**TASK DETAILS**
Copy out the lines below, renaming every "dot-marker" to "circle-marker" and leaving everything else as it is.

====== INPUT ROWS

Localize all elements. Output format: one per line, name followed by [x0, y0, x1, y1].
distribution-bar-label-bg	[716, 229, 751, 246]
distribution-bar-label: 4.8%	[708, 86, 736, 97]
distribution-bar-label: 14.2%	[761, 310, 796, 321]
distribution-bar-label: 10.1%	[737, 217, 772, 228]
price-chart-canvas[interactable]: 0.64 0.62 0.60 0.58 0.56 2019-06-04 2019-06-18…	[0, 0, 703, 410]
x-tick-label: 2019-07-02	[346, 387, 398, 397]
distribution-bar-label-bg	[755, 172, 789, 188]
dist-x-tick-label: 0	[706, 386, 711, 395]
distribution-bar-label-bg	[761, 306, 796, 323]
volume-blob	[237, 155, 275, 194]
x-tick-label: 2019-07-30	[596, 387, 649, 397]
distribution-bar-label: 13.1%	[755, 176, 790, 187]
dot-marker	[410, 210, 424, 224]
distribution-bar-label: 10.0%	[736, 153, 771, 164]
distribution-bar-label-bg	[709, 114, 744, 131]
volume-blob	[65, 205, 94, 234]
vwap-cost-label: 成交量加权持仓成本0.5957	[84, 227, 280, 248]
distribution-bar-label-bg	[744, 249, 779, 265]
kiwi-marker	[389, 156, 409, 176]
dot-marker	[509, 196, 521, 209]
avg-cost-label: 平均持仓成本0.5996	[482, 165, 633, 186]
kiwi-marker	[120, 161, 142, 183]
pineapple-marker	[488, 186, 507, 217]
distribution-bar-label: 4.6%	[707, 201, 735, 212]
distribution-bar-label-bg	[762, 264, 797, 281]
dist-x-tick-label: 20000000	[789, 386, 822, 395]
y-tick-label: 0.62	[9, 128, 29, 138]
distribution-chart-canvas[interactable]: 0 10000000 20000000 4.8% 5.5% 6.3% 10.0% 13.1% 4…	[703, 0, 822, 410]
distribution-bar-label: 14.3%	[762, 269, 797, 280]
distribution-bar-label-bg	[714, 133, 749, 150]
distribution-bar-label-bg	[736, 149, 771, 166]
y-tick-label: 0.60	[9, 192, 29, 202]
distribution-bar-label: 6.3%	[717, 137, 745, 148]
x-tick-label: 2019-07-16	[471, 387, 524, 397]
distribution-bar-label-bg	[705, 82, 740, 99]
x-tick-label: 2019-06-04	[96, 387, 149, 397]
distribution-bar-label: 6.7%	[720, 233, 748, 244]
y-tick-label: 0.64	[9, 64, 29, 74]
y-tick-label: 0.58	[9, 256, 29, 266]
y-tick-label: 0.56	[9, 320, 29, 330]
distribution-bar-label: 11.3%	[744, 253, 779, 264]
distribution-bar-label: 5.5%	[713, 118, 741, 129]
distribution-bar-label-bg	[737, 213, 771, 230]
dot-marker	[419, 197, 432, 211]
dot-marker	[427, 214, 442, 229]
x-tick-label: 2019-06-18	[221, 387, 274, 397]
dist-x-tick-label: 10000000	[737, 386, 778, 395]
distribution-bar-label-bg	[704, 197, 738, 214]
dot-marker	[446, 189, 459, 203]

============

**SOLUTION FOR THIS TASK**
Localize all elements. Output format: one per line, name followed by [x0, y0, x1, y1].
distribution-bar-label-bg	[716, 229, 751, 246]
distribution-bar-label: 4.8%	[708, 86, 736, 97]
distribution-bar-label: 14.2%	[761, 310, 796, 321]
distribution-bar-label: 10.1%	[737, 217, 772, 228]
price-chart-canvas[interactable]: 0.64 0.62 0.60 0.58 0.56 2019-06-04 2019-06-18…	[0, 0, 703, 410]
x-tick-label: 2019-07-02	[346, 387, 398, 397]
distribution-bar-label-bg	[755, 172, 789, 188]
dist-x-tick-label: 0	[706, 386, 711, 395]
distribution-bar-label-bg	[761, 306, 796, 323]
volume-blob	[237, 155, 275, 194]
x-tick-label: 2019-07-30	[596, 387, 649, 397]
distribution-bar-label: 13.1%	[755, 176, 790, 187]
circle-marker	[410, 210, 424, 224]
distribution-bar-label: 10.0%	[736, 153, 771, 164]
distribution-bar-label-bg	[709, 114, 744, 131]
volume-blob	[65, 205, 94, 234]
vwap-cost-label: 成交量加权持仓成本0.5957	[84, 227, 280, 248]
distribution-bar-label-bg	[744, 249, 779, 265]
kiwi-marker	[389, 156, 409, 176]
circle-marker	[509, 196, 521, 209]
avg-cost-label: 平均持仓成本0.5996	[482, 165, 633, 186]
kiwi-marker	[120, 161, 142, 183]
pineapple-marker	[488, 186, 507, 217]
distribution-bar-label: 4.6%	[707, 201, 735, 212]
distribution-bar-label-bg	[762, 264, 797, 281]
dist-x-tick-label: 20000000	[789, 386, 822, 395]
y-tick-label: 0.62	[9, 128, 29, 138]
distribution-chart-canvas[interactable]: 0 10000000 20000000 4.8% 5.5% 6.3% 10.0% 13.1% 4…	[703, 0, 822, 410]
distribution-bar-label: 14.3%	[762, 269, 797, 280]
distribution-bar-label-bg	[714, 133, 749, 150]
distribution-bar-label-bg	[736, 149, 771, 166]
y-tick-label: 0.60	[9, 192, 29, 202]
distribution-bar-label: 6.3%	[717, 137, 745, 148]
x-tick-label: 2019-07-16	[471, 387, 524, 397]
distribution-bar-label-bg	[705, 82, 740, 99]
x-tick-label: 2019-06-04	[96, 387, 149, 397]
distribution-bar-label: 6.7%	[720, 233, 748, 244]
y-tick-label: 0.64	[9, 64, 29, 74]
y-tick-label: 0.58	[9, 256, 29, 266]
y-tick-label: 0.56	[9, 320, 29, 330]
distribution-bar-label: 11.3%	[744, 253, 779, 264]
distribution-bar-label: 5.5%	[713, 118, 741, 129]
distribution-bar-label-bg	[737, 213, 771, 230]
circle-marker	[419, 197, 432, 211]
circle-marker	[427, 214, 442, 229]
x-tick-label: 2019-06-18	[221, 387, 274, 397]
dist-x-tick-label: 10000000	[737, 386, 778, 395]
distribution-bar-label-bg	[704, 197, 738, 214]
circle-marker	[446, 189, 459, 203]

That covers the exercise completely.